Dataset rows.
- - - -

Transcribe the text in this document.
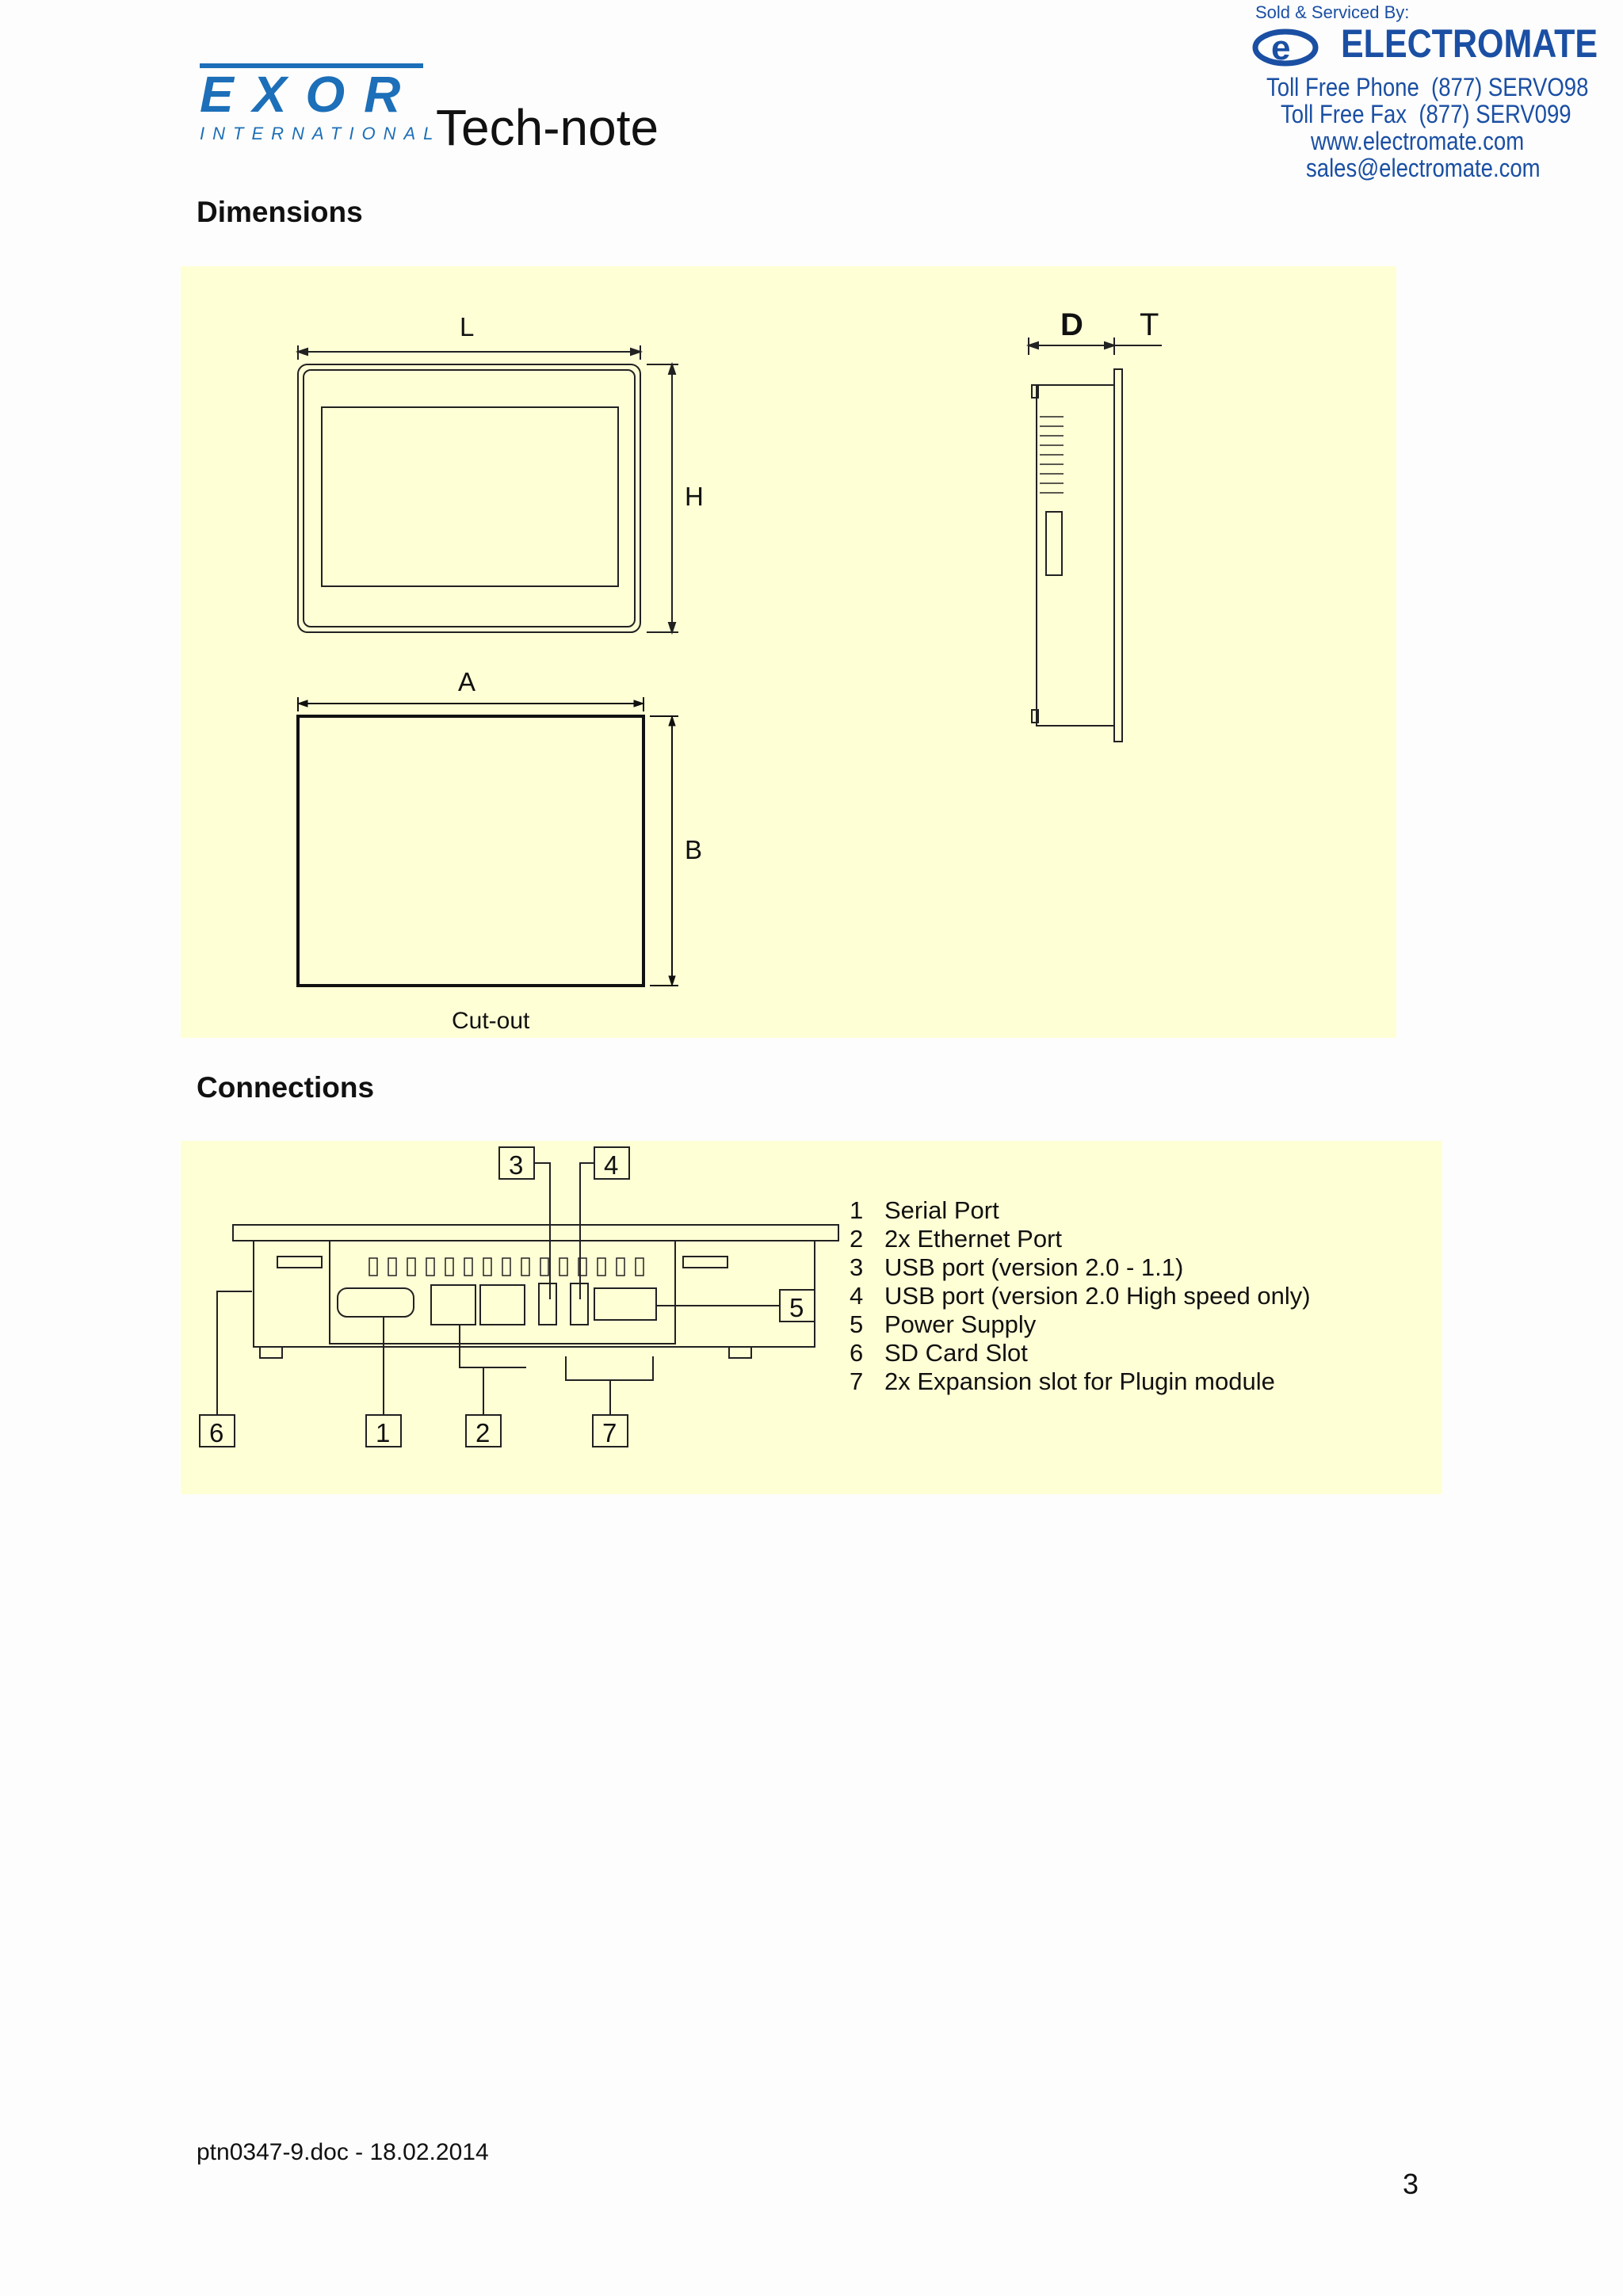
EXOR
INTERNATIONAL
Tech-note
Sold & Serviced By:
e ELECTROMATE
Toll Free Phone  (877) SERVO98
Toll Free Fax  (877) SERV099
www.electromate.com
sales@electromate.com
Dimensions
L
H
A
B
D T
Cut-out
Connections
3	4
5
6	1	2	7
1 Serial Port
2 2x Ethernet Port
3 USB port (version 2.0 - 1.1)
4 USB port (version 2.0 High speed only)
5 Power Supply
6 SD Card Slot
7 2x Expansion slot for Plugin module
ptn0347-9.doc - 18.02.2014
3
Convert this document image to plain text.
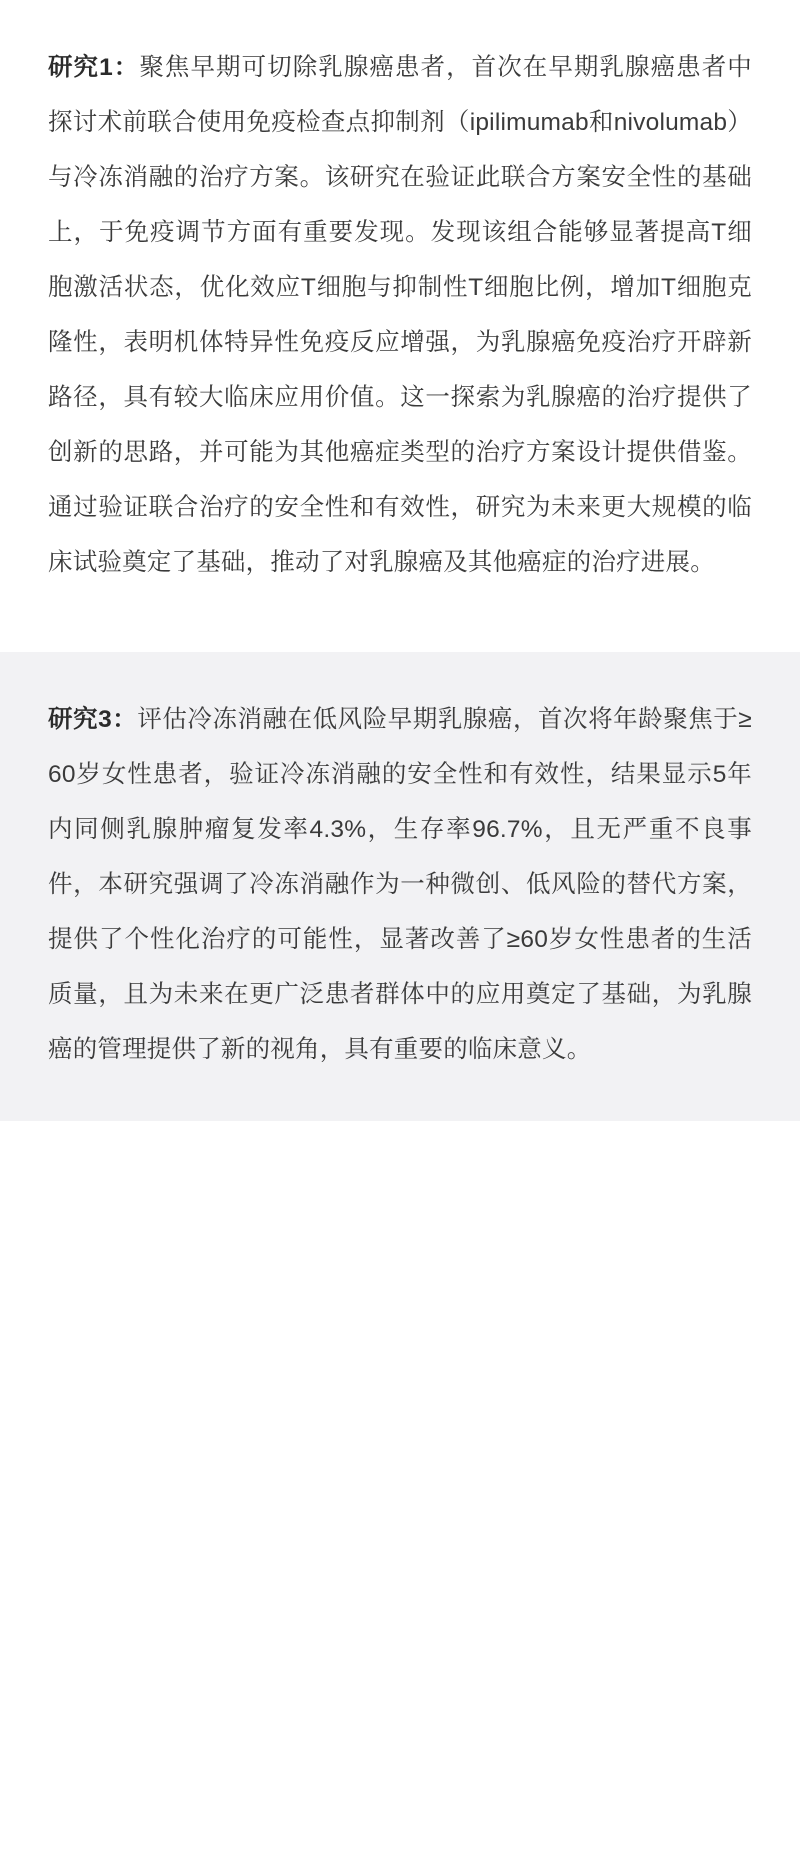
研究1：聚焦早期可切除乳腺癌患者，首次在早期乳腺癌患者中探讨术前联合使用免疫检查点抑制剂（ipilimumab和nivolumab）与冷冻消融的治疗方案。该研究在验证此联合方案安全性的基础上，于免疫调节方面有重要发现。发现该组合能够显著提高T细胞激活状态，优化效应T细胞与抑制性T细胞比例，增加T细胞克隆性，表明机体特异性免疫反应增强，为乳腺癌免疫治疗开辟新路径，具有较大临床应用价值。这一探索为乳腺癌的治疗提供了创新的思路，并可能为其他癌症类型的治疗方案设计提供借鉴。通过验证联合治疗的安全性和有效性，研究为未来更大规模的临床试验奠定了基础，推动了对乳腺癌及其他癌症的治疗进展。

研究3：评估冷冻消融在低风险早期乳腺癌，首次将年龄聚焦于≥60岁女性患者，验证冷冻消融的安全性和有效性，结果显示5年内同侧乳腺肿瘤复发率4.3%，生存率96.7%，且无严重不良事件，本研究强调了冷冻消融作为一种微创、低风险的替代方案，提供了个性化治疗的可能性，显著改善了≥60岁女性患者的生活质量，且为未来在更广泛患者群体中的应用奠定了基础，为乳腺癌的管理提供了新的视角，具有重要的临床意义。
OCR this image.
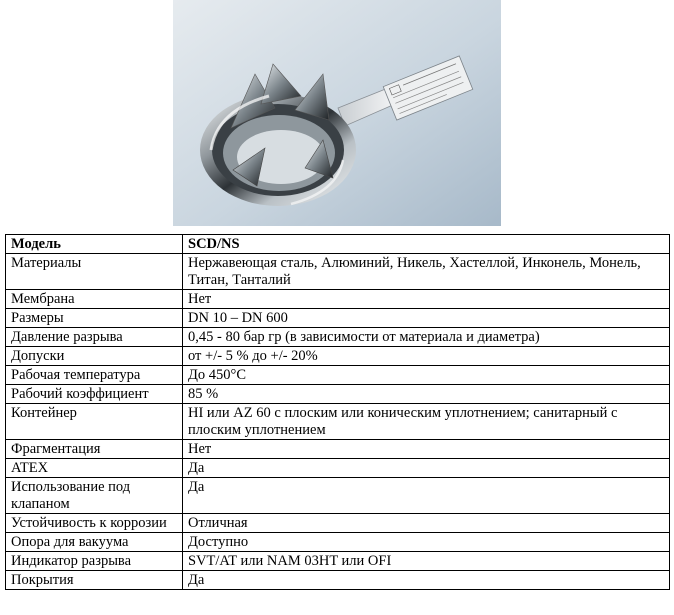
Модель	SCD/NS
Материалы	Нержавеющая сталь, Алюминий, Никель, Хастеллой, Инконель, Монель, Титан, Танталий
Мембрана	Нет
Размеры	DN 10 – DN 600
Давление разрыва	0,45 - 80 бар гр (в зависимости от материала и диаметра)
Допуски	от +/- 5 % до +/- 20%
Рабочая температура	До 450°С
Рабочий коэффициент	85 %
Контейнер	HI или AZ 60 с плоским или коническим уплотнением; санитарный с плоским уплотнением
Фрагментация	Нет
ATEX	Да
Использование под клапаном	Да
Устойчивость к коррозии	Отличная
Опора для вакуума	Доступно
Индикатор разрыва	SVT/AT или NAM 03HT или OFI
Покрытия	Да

- - - -

WHAT TO PRODUCE. Leave the pictures out and output the rest of the listing exactly.

RESPONSE.
Transcribe the text in this document.
EXOR
INTERNATIONAL
Tech-note
Sold & Serviced By:
e ELECTROMATE
Toll Free Phone  (877) SERVO98
Toll Free Fax  (877) SERV099
www.electromate.com
sales@electromate.com
Dimensions
L
H
A
B
D T
Cut-out
Connections
3	4
5
6	1	2	7
1 Serial Port
2 2x Ethernet Port
3 USB port (version 2.0 - 1.1)
4 USB port (version 2.0 High speed only)
5 Power Supply
6 SD Card Slot
7 2x Expansion slot for Plugin module
ptn0347-9.doc - 18.02.2014
3
Convert this document image to plain text.
研究1：聚焦早期可切除乳腺癌患者，首次在早期乳腺癌患者中探讨术前联合使用免疫检查点抑制剂（ipilimumab和nivolumab）与冷冻消融的治疗方案。该研究在验证此联合方案安全性的基础上，于免疫调节方面有重要发现。发现该组合能够显著提高T细胞激活状态，优化效应T细胞与抑制性T细胞比例，增加T细胞克隆性，表明机体特异性免疫反应增强，为乳腺癌免疫治疗开辟新路径，具有较大临床应用价值。这一探索为乳腺癌的治疗提供了创新的思路，并可能为其他癌症类型的治疗方案设计提供借鉴。通过验证联合治疗的安全性和有效性，研究为未来更大规模的临床试验奠定了基础，推动了对乳腺癌及其他癌症的治疗进展。

研究3：评估冷冻消融在低风险早期乳腺癌，首次将年龄聚焦于≥60岁女性患者，验证冷冻消融的安全性和有效性，结果显示5年内同侧乳腺肿瘤复发率4.3%，生存率96.7%，且无严重不良事件，本研究强调了冷冻消融作为一种微创、低风险的替代方案，提供了个性化治疗的可能性，显著改善了≥60岁女性患者的生活质量，且为未来在更广泛患者群体中的应用奠定了基础，为乳腺癌的管理提供了新的视角，具有重要的临床意义。
OCR this image.
Модель	SCD/NS
Материалы	Нержавеющая сталь, Алюминий, Никель, Хастеллой, Инконель, Монель, Титан, Танталий
Мембрана	Нет
Размеры	DN 10 – DN 600
Давление разрыва	0,45 - 80 бар гр (в зависимости от материала и диаметра)
Допуски	от +/- 5 % до +/- 20%
Рабочая температура	До 450°С
Рабочий коэффициент	85 %
Контейнер	HI или AZ 60 с плоским или коническим уплотнением; санитарный с плоским уплотнением
Фрагментация	Нет
ATEX	Да
Использование под клапаном	Да
Устойчивость к коррозии	Отличная
Опора для вакуума	Доступно
Индикатор разрыва	SVT/AT или NAM 03HT или OFI
Покрытия	Да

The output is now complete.